_Work to complete_:
**1.** In the passage, what does the quoted country wisdom say one should never do?
**2.** Reproduce the passage word for word between "When we encounter" and "choose to meet.", inclusive.

_Document passage_:
━━━━━━━━━━
When I listed a property for sale on Craigslist, I received a few bona fide inquiries along with lots of replies from scammers. At first I took the scammers seriously and engaged with them until it was obvious their inquiry was illicit. After a while it was easy to distinguish between honest people and con men.
One day I received a scam inquiry that was unusually long and complicated. The supposed buyer wove a lengthy tale about why I should turn the property over to him before he paid, and blah, blah, blah. As soon as I smelled the ruse, I realized it would be a waste of my time to read another word, and I just pressed “delete.”
This interaction symbolizes how we can deal with the ranting of the ego, ours or others. The ego, as A Course in Miracles explains, is, by nature, a scam. It is a false limiting identity and world view based on illusions. It tells us that we are separate from God and each other, we are limited to our body, and that attack, defense, and conflict are the ways to gain happiness and success. None of this is true, but the ego goes on and on and on about why we should follow its bloody dictates.
When we encounter someone who is absorbed in their ego, we do them and ourselves no service by engaging with them at the level of illusion. If they are upset or attacking us, they are in fear (“Hurt people hurt people”) and the answer to fear is not more fear or attack, but love. To not engage with fear is to heal it by removing the reinforcement of attention. Country wisdom tells, “Never wrestle with a pig. The pig likes it, and you both get dirty.” Not to identify a person as a pig, but to recognize that the part of them that wants to duke it out is not the part you choose to meet.
Native American folk lore tells of a brave who came to the tribe’s medicine man and told him, “Two wolves are continually fighting in my head. One of them is kind, beautiful and sane. The other is ugly, vicious and crazy. Which one will win?”
━━━━━━━━━━
_Excerpts from a dataset_:
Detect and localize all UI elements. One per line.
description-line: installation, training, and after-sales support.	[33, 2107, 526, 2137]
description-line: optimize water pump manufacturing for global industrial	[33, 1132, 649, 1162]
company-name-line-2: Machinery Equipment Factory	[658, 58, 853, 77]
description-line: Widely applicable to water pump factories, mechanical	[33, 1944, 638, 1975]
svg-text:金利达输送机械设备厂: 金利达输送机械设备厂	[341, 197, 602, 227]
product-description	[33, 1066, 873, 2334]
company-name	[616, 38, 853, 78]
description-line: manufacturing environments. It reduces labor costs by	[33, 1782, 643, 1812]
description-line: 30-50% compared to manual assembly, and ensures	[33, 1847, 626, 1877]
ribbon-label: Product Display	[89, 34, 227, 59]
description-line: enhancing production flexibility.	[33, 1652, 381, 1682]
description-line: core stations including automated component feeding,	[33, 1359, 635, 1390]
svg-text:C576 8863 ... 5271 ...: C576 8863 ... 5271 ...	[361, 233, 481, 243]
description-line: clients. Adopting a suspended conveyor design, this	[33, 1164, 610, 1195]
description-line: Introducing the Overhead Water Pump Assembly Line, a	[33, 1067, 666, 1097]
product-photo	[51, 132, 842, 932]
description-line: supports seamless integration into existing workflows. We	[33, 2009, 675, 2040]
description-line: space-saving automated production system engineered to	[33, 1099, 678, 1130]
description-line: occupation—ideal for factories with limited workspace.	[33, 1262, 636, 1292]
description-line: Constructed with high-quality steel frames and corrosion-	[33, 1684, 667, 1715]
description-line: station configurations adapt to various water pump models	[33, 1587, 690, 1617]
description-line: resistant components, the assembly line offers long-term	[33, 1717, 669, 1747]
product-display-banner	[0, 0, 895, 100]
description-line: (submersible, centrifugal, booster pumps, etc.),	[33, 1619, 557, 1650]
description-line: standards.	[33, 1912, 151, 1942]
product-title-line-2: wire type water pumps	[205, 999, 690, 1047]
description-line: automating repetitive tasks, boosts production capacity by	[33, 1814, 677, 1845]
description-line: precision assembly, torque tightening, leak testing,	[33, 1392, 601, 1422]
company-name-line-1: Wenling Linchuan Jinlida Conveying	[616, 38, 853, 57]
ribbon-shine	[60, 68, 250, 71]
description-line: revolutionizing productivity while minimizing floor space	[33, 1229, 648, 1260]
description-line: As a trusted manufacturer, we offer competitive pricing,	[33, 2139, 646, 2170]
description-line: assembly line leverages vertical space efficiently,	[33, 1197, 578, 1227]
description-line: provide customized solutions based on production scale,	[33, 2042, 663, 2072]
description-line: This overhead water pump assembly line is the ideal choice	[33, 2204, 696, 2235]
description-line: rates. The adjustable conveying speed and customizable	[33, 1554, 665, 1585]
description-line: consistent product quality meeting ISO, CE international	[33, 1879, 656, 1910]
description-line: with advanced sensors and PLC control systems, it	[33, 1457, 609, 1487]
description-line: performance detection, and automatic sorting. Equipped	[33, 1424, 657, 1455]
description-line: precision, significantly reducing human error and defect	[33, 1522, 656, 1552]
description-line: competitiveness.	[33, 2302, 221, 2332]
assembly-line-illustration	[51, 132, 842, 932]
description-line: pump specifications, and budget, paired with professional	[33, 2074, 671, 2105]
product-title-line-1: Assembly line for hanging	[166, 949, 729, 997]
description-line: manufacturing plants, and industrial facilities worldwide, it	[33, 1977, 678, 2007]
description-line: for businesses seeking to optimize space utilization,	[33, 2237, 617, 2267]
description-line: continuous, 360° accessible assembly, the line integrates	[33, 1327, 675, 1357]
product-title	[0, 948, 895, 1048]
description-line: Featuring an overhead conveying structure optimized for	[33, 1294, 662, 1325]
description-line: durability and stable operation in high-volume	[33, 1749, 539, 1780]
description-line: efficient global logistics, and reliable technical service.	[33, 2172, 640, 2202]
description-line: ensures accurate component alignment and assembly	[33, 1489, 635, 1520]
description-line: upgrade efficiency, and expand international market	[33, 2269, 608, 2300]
━━━━━━━━━━
_Answer list_:
**1.** Never wrestle with a pig.

**2.**
When we encounter someone who is absorbed in their ego, we do them and ourselves no service by engaging with them at the level of illusion. If they are upset or attacking us, they are in fear (“Hurt people hurt people”) and the answer to fear is not more fear or attack, but love. To not engage with fear is to heal it by removing the reinforcement of attention. Country wisdom tells, “Never wrestle with a pig. The pig likes it, and you both get dirty.” Not to identify a person as a pig, but to recognize that the part of them that wants to duke it out is not the part you choose to meet.